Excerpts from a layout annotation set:
▼▼▼

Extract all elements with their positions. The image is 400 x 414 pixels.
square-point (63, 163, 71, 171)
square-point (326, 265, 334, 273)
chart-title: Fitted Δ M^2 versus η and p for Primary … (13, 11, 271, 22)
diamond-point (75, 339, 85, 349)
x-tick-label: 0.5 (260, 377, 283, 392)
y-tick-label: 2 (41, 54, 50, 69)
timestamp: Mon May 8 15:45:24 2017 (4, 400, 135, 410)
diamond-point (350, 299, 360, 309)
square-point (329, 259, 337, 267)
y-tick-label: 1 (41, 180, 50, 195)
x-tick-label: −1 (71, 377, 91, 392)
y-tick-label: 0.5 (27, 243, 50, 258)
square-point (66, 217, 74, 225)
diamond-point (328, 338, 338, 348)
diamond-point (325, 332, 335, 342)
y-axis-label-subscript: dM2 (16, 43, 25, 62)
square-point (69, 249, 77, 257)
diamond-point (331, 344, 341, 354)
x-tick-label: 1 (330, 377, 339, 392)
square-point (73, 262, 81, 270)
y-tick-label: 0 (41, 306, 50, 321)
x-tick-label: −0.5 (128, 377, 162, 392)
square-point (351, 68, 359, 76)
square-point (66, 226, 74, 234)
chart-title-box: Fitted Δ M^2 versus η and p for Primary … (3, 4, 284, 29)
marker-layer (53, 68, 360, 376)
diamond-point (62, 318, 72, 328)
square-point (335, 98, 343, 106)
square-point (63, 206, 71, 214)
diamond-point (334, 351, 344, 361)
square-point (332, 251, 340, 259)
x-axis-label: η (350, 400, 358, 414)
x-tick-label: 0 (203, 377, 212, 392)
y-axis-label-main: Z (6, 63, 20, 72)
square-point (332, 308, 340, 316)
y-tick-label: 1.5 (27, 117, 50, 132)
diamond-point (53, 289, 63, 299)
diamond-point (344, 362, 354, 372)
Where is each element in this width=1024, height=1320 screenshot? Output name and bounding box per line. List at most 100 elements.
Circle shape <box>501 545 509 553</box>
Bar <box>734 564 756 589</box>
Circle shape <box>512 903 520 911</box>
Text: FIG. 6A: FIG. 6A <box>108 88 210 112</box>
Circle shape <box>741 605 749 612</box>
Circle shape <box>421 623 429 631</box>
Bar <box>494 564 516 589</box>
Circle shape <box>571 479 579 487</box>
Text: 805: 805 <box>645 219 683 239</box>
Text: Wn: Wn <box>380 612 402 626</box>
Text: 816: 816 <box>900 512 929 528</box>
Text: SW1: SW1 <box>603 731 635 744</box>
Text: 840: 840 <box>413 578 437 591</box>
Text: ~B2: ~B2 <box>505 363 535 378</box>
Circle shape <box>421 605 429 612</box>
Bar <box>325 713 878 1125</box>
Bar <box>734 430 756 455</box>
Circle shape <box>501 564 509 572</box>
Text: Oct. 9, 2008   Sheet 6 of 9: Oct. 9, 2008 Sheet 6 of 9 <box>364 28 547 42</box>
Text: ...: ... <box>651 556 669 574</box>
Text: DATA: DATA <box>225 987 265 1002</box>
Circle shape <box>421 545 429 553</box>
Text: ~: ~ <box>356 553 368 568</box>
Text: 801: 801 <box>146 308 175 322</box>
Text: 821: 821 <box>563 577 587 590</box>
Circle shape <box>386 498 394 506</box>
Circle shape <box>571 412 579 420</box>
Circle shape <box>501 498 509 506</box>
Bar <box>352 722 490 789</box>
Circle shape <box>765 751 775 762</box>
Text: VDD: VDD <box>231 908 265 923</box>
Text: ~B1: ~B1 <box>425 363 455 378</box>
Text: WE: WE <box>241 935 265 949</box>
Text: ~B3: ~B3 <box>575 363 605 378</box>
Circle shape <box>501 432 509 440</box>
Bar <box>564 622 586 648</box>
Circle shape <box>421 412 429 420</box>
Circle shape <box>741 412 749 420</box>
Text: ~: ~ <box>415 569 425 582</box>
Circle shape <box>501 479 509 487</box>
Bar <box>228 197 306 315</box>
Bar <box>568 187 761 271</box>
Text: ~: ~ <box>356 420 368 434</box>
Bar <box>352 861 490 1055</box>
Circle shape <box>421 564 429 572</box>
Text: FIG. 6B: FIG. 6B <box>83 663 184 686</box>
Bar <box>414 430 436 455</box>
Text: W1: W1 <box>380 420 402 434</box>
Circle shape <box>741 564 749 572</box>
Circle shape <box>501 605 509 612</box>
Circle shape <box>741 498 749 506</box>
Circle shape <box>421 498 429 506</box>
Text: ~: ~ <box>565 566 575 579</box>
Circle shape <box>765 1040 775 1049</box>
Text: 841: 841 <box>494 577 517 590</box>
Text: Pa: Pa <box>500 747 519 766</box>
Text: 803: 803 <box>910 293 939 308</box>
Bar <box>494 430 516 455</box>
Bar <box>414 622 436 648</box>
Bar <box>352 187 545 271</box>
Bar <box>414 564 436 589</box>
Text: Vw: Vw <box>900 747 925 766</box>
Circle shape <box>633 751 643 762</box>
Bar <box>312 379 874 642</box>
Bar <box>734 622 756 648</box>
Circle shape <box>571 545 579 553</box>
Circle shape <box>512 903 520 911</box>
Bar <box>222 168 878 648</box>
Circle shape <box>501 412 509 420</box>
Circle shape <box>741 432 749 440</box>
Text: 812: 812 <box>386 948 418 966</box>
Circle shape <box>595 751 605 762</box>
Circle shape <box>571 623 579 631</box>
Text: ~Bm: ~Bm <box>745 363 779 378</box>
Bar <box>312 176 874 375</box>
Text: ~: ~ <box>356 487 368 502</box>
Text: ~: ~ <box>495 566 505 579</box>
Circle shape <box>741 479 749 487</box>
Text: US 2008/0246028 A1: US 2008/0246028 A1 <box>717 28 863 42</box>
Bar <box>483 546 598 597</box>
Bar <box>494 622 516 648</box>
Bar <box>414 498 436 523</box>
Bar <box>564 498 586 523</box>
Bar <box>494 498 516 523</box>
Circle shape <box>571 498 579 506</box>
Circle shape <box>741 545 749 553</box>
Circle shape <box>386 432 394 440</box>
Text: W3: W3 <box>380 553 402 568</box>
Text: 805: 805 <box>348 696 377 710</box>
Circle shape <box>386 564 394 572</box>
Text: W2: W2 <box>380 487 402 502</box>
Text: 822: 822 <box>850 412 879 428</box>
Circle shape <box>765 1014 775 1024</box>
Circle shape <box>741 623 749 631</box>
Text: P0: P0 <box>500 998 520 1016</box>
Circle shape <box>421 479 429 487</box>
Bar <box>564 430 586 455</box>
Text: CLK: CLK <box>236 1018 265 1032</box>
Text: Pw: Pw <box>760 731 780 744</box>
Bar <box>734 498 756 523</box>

▲▲▲
▼▼▼

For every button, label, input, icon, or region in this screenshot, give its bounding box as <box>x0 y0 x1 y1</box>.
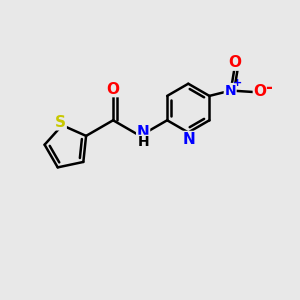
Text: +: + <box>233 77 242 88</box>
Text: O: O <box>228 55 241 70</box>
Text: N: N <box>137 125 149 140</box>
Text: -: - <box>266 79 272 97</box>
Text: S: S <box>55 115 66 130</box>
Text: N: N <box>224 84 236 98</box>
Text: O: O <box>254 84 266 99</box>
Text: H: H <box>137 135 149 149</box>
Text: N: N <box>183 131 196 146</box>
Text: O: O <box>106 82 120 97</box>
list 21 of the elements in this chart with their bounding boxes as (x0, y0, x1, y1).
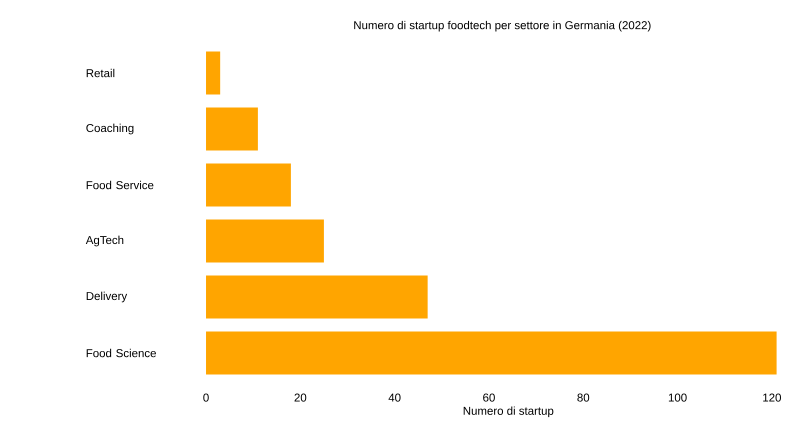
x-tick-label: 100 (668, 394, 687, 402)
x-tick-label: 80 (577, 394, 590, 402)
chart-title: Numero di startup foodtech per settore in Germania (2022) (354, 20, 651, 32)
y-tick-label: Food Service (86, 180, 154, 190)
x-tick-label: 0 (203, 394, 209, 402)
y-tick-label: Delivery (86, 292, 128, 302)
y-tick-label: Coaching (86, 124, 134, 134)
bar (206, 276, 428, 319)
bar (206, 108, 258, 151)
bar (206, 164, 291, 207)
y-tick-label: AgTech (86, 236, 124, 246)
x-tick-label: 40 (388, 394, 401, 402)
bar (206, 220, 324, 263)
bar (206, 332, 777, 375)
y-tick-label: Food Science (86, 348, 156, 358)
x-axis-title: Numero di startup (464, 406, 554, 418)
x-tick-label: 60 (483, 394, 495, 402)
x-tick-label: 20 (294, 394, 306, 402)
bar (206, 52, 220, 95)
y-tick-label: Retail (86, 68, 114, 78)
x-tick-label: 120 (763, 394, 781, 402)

▲▲▲

THE TASK: Print the records between the lines holding "Extract all elements" and "square-point (66, 217, 74, 225)", inclusive, without any changes.

SOLUTION TO THIS PROBLEM:
Extract all elements with their positions. The image is 400 x 414 pixels.
square-point (63, 163, 71, 171)
square-point (326, 265, 334, 273)
chart-title: Fitted Δ M^2 versus η and p for Primary … (13, 11, 271, 22)
diamond-point (75, 339, 85, 349)
x-tick-label: 0.5 (260, 377, 283, 392)
y-tick-label: 2 (41, 54, 50, 69)
timestamp: Mon May 8 15:45:24 2017 (4, 400, 135, 410)
diamond-point (350, 299, 360, 309)
square-point (329, 259, 337, 267)
y-tick-label: 1 (41, 180, 50, 195)
x-tick-label: −1 (71, 377, 91, 392)
y-tick-label: 0.5 (27, 243, 50, 258)
square-point (66, 217, 74, 225)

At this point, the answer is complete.